[PROBLEM STATEMENT]
Images must not appear in your copy; reproduce every other part of the records exactly.

[START MATERIAL SUPPLIED]

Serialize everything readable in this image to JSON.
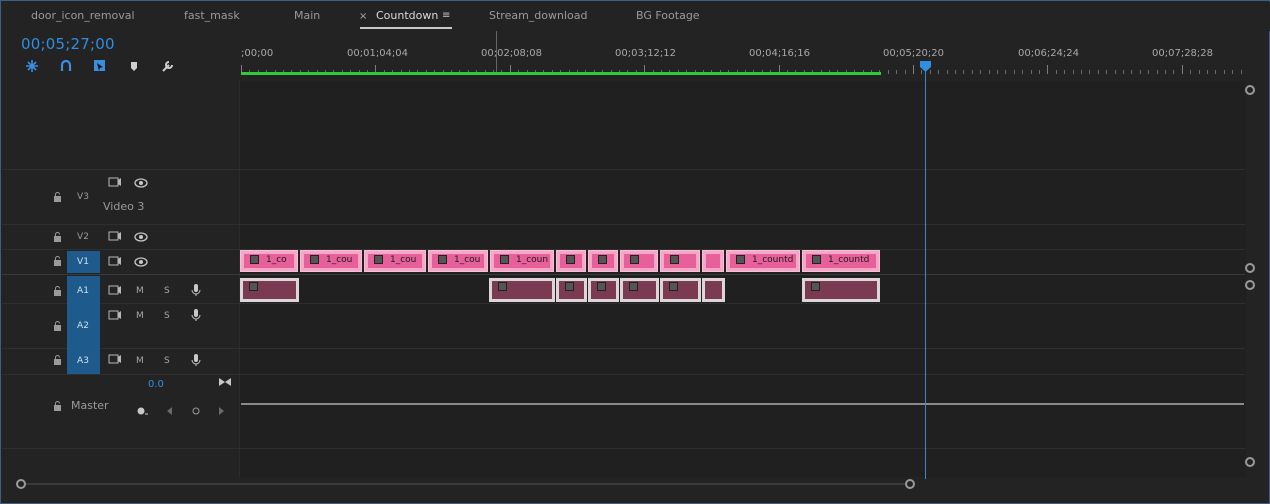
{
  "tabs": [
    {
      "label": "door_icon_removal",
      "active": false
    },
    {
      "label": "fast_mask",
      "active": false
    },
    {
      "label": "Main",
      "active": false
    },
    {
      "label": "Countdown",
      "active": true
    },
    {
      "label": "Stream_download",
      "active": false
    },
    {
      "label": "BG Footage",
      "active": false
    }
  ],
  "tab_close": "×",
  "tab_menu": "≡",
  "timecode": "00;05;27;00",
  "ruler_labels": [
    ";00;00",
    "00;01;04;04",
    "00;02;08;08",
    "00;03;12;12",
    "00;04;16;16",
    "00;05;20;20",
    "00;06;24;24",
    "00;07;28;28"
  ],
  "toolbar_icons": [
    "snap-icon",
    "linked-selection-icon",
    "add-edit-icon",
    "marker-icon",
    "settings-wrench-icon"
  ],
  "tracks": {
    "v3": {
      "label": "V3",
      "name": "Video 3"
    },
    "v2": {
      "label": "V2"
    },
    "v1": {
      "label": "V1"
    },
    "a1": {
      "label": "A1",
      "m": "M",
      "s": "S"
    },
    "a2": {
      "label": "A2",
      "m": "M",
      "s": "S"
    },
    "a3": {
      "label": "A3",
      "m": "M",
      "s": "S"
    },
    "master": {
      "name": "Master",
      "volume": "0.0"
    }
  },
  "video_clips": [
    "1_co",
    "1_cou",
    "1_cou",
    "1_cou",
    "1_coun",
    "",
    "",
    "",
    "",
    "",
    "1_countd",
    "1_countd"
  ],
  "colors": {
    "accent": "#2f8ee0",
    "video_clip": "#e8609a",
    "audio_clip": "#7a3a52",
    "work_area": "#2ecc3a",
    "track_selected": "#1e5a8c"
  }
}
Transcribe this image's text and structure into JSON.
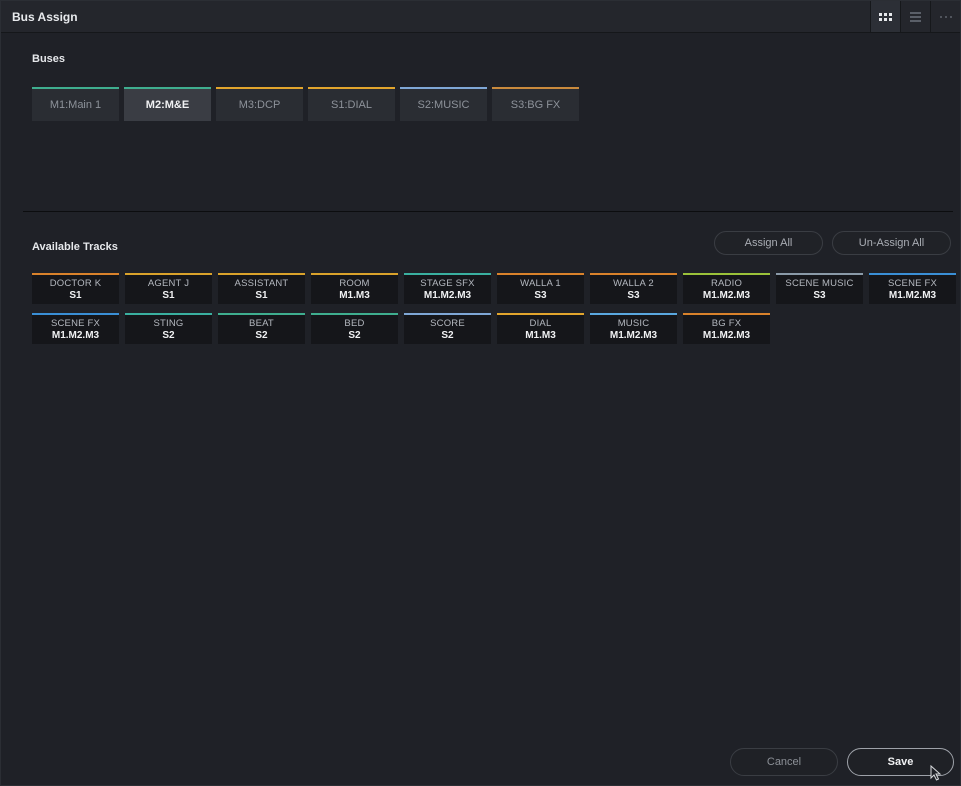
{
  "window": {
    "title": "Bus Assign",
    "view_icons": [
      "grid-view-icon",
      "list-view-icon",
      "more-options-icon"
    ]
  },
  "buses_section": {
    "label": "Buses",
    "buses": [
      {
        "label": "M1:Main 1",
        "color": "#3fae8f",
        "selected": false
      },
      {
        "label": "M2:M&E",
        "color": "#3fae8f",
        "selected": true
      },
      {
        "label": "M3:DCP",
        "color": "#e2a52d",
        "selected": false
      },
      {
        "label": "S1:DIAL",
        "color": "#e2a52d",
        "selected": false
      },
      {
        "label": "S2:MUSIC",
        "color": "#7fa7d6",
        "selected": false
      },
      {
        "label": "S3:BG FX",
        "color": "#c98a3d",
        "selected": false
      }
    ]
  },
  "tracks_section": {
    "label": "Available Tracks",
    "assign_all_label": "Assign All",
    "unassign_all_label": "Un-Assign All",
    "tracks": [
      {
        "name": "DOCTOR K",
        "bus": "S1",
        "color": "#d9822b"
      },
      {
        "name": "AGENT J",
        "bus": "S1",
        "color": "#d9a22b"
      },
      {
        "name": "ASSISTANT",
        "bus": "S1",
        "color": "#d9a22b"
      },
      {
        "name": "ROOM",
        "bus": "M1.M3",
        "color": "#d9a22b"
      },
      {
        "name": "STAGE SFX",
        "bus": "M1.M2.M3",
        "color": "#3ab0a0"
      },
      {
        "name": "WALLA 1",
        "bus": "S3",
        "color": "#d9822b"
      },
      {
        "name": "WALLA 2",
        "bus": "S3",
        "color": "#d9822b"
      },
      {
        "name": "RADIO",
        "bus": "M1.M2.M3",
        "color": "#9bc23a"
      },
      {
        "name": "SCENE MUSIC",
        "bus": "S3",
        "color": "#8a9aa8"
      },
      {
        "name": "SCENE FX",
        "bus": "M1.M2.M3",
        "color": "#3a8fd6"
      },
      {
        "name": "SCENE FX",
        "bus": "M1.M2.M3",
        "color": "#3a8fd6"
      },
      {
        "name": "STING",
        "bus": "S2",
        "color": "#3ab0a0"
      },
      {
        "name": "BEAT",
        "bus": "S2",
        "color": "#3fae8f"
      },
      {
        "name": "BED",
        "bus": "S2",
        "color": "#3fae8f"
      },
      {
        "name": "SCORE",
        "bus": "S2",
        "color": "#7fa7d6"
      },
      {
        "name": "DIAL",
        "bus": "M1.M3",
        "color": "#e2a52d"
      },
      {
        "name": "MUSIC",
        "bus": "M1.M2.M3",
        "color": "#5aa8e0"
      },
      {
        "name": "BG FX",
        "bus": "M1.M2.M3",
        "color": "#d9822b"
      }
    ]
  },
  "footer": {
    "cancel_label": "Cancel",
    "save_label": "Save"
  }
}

[END MATERIAL SUPPLIED]

[ANSWER BELOW]
Serialize everything readable in this image to JSON.
{
  "tabs": [
    {
      "label": "door_icon_removal",
      "active": false
    },
    {
      "label": "fast_mask",
      "active": false
    },
    {
      "label": "Main",
      "active": false
    },
    {
      "label": "Countdown",
      "active": true
    },
    {
      "label": "Stream_download",
      "active": false
    },
    {
      "label": "BG Footage",
      "active": false
    }
  ],
  "tab_close": "×",
  "tab_menu": "≡",
  "timecode": "00;05;27;00",
  "ruler_labels": [
    ";00;00",
    "00;01;04;04",
    "00;02;08;08",
    "00;03;12;12",
    "00;04;16;16",
    "00;05;20;20",
    "00;06;24;24",
    "00;07;28;28"
  ],
  "toolbar_icons": [
    "snap-icon",
    "linked-selection-icon",
    "add-edit-icon",
    "marker-icon",
    "settings-wrench-icon"
  ],
  "tracks": {
    "v3": {
      "label": "V3",
      "name": "Video 3"
    },
    "v2": {
      "label": "V2"
    },
    "v1": {
      "label": "V1"
    },
    "a1": {
      "label": "A1",
      "m": "M",
      "s": "S"
    },
    "a2": {
      "label": "A2",
      "m": "M",
      "s": "S"
    },
    "a3": {
      "label": "A3",
      "m": "M",
      "s": "S"
    },
    "master": {
      "name": "Master",
      "volume": "0.0"
    }
  },
  "video_clips": [
    "1_co",
    "1_cou",
    "1_cou",
    "1_cou",
    "1_coun",
    "",
    "",
    "",
    "",
    "",
    "1_countd",
    "1_countd"
  ],
  "colors": {
    "accent": "#2f8ee0",
    "video_clip": "#e8609a",
    "audio_clip": "#7a3a52",
    "work_area": "#2ecc3a",
    "track_selected": "#1e5a8c"
  }
}
Transcribe this image's text and structure into JSON.
{
  "window": {
    "title": "Bus Assign",
    "view_icons": [
      "grid-view-icon",
      "list-view-icon",
      "more-options-icon"
    ]
  },
  "buses_section": {
    "label": "Buses",
    "buses": [
      {
        "label": "M1:Main 1",
        "color": "#3fae8f",
        "selected": false
      },
      {
        "label": "M2:M&E",
        "color": "#3fae8f",
        "selected": true
      },
      {
        "label": "M3:DCP",
        "color": "#e2a52d",
        "selected": false
      },
      {
        "label": "S1:DIAL",
        "color": "#e2a52d",
        "selected": false
      },
      {
        "label": "S2:MUSIC",
        "color": "#7fa7d6",
        "selected": false
      },
      {
        "label": "S3:BG FX",
        "color": "#c98a3d",
        "selected": false
      }
    ]
  },
  "tracks_section": {
    "label": "Available Tracks",
    "assign_all_label": "Assign All",
    "unassign_all_label": "Un-Assign All",
    "tracks": [
      {
        "name": "DOCTOR K",
        "bus": "S1",
        "color": "#d9822b"
      },
      {
        "name": "AGENT J",
        "bus": "S1",
        "color": "#d9a22b"
      },
      {
        "name": "ASSISTANT",
        "bus": "S1",
        "color": "#d9a22b"
      },
      {
        "name": "ROOM",
        "bus": "M1.M3",
        "color": "#d9a22b"
      },
      {
        "name": "STAGE SFX",
        "bus": "M1.M2.M3",
        "color": "#3ab0a0"
      },
      {
        "name": "WALLA 1",
        "bus": "S3",
        "color": "#d9822b"
      },
      {
        "name": "WALLA 2",
        "bus": "S3",
        "color": "#d9822b"
      },
      {
        "name": "RADIO",
        "bus": "M1.M2.M3",
        "color": "#9bc23a"
      },
      {
        "name": "SCENE MUSIC",
        "bus": "S3",
        "color": "#8a9aa8"
      },
      {
        "name": "SCENE FX",
        "bus": "M1.M2.M3",
        "color": "#3a8fd6"
      },
      {
        "name": "SCENE FX",
        "bus": "M1.M2.M3",
        "color": "#3a8fd6"
      },
      {
        "name": "STING",
        "bus": "S2",
        "color": "#3ab0a0"
      },
      {
        "name": "BEAT",
        "bus": "S2",
        "color": "#3fae8f"
      },
      {
        "name": "BED",
        "bus": "S2",
        "color": "#3fae8f"
      },
      {
        "name": "SCORE",
        "bus": "S2",
        "color": "#7fa7d6"
      },
      {
        "name": "DIAL",
        "bus": "M1.M3",
        "color": "#e2a52d"
      },
      {
        "name": "MUSIC",
        "bus": "M1.M2.M3",
        "color": "#5aa8e0"
      },
      {
        "name": "BG FX",
        "bus": "M1.M2.M3",
        "color": "#d9822b"
      }
    ]
  },
  "footer": {
    "cancel_label": "Cancel",
    "save_label": "Save"
  }
}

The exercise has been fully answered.